> _Work required_: Check every line of the entries that follow, and copy the ones containing "围场县第一中学".

> _Items listed in a dataset_:

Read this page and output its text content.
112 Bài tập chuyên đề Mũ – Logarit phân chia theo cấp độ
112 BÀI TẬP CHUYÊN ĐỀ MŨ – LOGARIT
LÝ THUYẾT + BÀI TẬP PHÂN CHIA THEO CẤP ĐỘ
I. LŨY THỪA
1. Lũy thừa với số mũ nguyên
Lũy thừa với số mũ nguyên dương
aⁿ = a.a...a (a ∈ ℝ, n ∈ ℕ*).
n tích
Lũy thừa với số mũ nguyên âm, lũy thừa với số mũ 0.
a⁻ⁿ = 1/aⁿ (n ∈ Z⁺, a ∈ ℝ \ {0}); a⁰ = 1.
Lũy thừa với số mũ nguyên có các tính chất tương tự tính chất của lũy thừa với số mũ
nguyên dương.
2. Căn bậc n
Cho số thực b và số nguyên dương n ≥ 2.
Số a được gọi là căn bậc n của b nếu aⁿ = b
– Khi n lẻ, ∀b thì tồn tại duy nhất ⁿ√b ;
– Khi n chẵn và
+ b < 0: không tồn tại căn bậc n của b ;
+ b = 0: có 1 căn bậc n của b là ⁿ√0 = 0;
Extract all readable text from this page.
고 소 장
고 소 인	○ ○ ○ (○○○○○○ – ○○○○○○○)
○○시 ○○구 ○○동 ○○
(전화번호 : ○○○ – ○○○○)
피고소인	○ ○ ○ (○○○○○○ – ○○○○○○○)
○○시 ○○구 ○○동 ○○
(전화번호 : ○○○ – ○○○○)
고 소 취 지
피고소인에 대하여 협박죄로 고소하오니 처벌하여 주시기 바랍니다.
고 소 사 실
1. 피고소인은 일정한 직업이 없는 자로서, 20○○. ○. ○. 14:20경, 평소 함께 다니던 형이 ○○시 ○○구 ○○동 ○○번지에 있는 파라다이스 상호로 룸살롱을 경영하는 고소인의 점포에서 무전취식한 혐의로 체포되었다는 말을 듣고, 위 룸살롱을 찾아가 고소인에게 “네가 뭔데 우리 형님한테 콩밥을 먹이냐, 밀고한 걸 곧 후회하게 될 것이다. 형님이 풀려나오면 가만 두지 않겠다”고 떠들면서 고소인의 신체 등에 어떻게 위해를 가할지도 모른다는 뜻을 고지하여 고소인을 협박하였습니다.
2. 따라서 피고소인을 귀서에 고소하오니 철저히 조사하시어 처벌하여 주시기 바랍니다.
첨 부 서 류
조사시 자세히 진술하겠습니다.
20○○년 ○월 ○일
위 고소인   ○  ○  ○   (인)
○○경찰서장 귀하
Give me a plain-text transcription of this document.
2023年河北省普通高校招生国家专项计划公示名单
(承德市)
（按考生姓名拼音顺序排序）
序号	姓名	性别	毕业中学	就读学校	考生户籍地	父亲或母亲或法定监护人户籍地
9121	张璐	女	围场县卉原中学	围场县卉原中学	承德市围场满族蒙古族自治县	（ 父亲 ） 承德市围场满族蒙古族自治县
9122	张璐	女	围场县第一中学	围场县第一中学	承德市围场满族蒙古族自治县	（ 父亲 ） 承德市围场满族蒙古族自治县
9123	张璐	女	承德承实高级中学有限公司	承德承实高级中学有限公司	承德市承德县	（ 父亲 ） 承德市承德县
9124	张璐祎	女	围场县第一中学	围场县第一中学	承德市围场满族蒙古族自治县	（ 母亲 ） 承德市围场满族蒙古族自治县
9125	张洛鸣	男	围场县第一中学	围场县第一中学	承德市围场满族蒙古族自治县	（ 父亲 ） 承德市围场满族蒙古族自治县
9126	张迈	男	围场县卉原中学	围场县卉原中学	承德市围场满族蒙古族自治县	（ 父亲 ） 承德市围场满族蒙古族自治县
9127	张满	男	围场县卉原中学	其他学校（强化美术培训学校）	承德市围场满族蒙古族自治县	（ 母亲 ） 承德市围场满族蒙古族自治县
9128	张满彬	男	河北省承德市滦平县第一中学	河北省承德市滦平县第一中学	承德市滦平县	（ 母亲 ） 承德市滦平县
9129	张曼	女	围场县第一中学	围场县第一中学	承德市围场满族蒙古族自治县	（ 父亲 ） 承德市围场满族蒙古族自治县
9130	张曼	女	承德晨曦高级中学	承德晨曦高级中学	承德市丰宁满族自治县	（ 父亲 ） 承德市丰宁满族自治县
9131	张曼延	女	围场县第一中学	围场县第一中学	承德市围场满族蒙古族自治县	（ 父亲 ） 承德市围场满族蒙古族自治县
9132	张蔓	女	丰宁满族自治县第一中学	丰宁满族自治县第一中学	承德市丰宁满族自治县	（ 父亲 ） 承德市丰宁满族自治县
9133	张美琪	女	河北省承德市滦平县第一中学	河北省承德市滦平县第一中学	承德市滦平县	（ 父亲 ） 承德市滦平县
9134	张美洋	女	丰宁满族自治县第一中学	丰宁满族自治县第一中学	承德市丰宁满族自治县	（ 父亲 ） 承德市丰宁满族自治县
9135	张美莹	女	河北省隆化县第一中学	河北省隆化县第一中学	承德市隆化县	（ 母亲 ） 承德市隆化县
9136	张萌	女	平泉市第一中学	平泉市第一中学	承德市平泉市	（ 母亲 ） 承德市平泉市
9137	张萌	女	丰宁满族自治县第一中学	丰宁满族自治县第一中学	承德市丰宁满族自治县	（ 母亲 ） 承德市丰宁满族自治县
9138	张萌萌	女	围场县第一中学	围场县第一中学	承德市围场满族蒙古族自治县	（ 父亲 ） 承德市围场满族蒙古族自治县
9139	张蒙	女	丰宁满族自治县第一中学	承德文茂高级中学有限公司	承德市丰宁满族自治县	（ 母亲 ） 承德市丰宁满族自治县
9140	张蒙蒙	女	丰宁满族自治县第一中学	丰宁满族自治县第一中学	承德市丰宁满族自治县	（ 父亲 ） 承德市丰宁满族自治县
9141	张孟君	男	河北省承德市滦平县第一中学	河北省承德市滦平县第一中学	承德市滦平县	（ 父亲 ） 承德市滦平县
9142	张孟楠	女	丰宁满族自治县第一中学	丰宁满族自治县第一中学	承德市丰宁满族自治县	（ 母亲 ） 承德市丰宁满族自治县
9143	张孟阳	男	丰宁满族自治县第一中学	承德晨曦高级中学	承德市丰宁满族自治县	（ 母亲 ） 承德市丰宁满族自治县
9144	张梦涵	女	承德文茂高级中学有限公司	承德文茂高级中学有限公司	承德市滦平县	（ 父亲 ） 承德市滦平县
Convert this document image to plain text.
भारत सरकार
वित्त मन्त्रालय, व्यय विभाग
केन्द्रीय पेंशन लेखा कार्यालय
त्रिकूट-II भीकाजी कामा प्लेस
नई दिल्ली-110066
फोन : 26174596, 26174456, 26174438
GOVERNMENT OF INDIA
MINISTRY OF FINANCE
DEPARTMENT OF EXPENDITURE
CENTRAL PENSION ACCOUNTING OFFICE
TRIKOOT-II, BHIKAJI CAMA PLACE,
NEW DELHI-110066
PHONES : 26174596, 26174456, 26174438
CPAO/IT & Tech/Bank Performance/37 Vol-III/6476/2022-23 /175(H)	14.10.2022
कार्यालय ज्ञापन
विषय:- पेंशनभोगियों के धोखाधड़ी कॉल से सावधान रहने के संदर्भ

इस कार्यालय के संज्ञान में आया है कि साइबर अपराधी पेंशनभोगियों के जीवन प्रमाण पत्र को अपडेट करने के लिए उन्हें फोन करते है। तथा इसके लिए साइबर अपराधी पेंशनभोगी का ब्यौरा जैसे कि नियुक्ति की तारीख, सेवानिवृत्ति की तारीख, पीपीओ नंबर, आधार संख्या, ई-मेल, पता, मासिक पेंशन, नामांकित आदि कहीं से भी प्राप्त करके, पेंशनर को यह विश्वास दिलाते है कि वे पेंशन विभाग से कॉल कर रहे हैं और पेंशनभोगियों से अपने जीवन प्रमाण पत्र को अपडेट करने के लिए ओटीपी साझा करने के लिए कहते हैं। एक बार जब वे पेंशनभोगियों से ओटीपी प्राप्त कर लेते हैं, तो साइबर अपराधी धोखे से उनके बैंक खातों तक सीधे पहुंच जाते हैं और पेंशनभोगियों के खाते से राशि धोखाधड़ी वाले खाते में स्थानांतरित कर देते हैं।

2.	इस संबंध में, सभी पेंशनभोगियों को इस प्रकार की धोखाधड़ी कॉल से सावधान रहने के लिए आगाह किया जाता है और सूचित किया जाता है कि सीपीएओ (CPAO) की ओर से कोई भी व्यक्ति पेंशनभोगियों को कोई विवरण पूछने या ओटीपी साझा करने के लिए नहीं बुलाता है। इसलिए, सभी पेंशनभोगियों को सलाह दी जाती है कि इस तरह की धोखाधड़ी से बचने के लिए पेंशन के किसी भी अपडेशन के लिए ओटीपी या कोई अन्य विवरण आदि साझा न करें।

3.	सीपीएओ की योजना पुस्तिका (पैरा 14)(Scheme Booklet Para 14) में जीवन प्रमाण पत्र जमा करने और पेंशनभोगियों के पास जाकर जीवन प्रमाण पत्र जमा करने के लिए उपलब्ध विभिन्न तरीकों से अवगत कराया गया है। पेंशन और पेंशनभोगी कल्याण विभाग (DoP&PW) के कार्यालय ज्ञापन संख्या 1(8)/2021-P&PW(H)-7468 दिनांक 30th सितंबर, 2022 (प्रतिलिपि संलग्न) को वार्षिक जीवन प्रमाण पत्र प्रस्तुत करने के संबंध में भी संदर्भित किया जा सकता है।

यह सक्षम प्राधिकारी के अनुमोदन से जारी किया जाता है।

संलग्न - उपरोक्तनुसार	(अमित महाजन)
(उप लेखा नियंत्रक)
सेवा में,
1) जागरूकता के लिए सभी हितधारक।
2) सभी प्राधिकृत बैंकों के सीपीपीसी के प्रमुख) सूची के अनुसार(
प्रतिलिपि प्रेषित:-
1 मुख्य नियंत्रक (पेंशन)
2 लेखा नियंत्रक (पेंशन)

> _Task response_:
9122	张璐	女	围场县第一中学	围场县第一中学	承德市围场满族蒙古族自治县	（ 父亲 ） 承德市围场满族蒙古族自治县
9124	张璐祎	女	围场县第一中学	围场县第一中学	承德市围场满族蒙古族自治县	（ 母亲 ） 承德市围场满族蒙古族自治县
9125	张洛鸣	男	围场县第一中学	围场县第一中学	承德市围场满族蒙古族自治县	（ 父亲 ） 承德市围场满族蒙古族自治县
9129	张曼	女	围场县第一中学	围场县第一中学	承德市围场满族蒙古族自治县	（ 父亲 ） 承德市围场满族蒙古族自治县
9131	张曼延	女	围场县第一中学	围场县第一中学	承德市围场满族蒙古族自治县	（ 父亲 ） 承德市围场满族蒙古族自治县
9138	张萌萌	女	围场县第一中学	围场县第一中学	承德市围场满族蒙古族自治县	（ 父亲 ） 承德市围场满族蒙古族自治县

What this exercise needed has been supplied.